Supplied information:
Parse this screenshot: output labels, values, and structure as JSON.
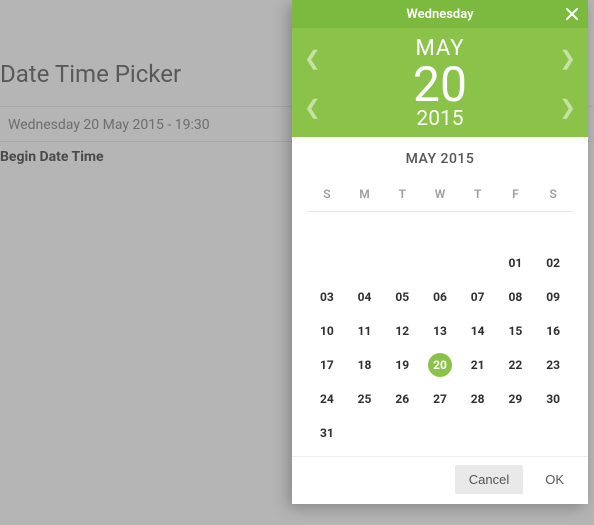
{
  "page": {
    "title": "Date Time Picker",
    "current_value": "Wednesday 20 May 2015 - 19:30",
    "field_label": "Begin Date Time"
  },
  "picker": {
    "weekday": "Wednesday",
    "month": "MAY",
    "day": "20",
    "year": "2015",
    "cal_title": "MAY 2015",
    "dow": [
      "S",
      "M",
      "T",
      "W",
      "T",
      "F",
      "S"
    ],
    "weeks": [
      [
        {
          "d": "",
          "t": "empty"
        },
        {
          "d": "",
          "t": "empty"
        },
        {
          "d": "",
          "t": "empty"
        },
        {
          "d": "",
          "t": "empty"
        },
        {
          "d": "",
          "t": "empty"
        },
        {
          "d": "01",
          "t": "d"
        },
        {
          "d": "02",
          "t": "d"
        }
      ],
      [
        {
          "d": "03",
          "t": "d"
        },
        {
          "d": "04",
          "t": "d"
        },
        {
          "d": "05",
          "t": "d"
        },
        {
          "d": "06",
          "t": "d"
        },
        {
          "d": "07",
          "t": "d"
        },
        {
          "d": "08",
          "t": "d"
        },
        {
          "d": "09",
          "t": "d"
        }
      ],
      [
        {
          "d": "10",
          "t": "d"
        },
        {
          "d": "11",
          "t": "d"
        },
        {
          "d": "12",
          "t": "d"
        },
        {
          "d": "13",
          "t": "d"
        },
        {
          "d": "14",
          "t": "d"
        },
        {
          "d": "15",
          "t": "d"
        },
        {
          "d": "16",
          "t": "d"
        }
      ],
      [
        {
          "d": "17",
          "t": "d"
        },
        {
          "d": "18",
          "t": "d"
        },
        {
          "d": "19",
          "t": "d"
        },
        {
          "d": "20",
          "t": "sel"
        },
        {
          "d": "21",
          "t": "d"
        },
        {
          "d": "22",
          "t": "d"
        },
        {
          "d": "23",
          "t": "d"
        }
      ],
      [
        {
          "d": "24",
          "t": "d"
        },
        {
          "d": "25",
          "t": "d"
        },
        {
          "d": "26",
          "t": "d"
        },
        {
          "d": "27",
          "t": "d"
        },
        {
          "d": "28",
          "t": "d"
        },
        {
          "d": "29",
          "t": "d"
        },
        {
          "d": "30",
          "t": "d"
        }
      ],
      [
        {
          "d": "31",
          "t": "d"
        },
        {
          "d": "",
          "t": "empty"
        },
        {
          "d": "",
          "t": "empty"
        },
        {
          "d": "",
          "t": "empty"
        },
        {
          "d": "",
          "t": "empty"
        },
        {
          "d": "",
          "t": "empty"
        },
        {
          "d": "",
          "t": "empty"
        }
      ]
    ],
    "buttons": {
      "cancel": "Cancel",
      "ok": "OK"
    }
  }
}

* * *

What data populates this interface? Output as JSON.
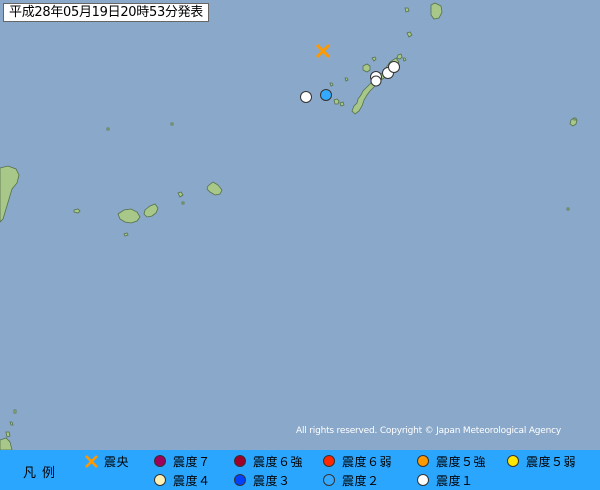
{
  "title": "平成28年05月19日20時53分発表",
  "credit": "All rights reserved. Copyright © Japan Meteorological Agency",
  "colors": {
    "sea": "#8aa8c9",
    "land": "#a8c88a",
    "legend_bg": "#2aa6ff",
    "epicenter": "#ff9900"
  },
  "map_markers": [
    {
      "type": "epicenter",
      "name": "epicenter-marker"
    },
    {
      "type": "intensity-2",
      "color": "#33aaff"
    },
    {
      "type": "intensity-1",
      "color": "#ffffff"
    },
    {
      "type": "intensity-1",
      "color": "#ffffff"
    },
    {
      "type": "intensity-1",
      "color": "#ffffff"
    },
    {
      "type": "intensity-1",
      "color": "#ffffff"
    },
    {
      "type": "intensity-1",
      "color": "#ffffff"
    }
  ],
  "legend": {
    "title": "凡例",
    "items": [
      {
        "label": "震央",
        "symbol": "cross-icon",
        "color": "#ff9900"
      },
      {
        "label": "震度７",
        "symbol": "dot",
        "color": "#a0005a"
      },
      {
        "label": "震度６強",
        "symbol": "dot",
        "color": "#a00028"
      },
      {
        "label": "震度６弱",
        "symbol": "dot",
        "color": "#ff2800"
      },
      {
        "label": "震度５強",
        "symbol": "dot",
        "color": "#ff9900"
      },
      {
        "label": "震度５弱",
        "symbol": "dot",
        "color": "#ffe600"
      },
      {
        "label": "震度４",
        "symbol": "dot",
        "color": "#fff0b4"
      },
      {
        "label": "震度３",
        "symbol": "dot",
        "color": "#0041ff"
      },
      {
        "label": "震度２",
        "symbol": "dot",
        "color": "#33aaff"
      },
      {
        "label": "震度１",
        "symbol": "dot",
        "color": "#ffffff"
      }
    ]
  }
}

Challenge: Check the data for the word "epicenter" and pull out the lines that have it.

Solved exercise:
    "epicenter": "#ff9900"
      "type": "epicenter",
      "name": "epicenter-marker"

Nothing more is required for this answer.